- _What is required_
Starting at the beginning of the records and ending at the line that contains "button[interactable]: Settings [4, 3, 26, 25]", list those lines as a numbered list and leave out any blank lines.

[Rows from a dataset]
***

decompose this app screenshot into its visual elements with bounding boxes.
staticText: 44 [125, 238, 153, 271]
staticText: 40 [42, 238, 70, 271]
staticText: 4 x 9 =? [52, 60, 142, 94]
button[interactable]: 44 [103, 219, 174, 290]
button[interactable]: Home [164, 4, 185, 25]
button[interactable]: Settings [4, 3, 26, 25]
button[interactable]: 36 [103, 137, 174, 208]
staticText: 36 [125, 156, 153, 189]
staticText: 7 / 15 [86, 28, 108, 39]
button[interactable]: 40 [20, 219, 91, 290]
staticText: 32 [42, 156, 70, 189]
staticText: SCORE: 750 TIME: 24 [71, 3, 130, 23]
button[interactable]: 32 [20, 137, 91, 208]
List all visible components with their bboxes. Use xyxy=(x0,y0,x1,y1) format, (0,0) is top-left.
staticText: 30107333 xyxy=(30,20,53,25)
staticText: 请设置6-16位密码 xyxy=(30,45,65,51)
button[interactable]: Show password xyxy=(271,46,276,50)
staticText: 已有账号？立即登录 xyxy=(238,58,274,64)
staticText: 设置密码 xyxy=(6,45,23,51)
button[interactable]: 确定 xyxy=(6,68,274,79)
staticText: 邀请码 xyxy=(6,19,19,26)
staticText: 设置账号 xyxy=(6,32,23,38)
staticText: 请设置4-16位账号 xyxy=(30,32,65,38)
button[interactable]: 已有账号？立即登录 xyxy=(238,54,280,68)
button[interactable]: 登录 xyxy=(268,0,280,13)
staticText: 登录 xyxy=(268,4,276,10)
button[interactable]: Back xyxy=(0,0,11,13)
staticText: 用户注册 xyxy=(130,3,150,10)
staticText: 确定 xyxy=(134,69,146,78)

***

- _Response for this exercise_
1. decompose this app screenshot into its visual elements with bounding boxes.
2. staticText: 44 [125, 238, 153, 271]
3. staticText: 40 [42, 238, 70, 271]
4. staticText: 4 x 9 =? [52, 60, 142, 94]
5. button[interactable]: 44 [103, 219, 174, 290]
6. button[interactable]: Home [164, 4, 185, 25]
7. button[interactable]: Settings [4, 3, 26, 25]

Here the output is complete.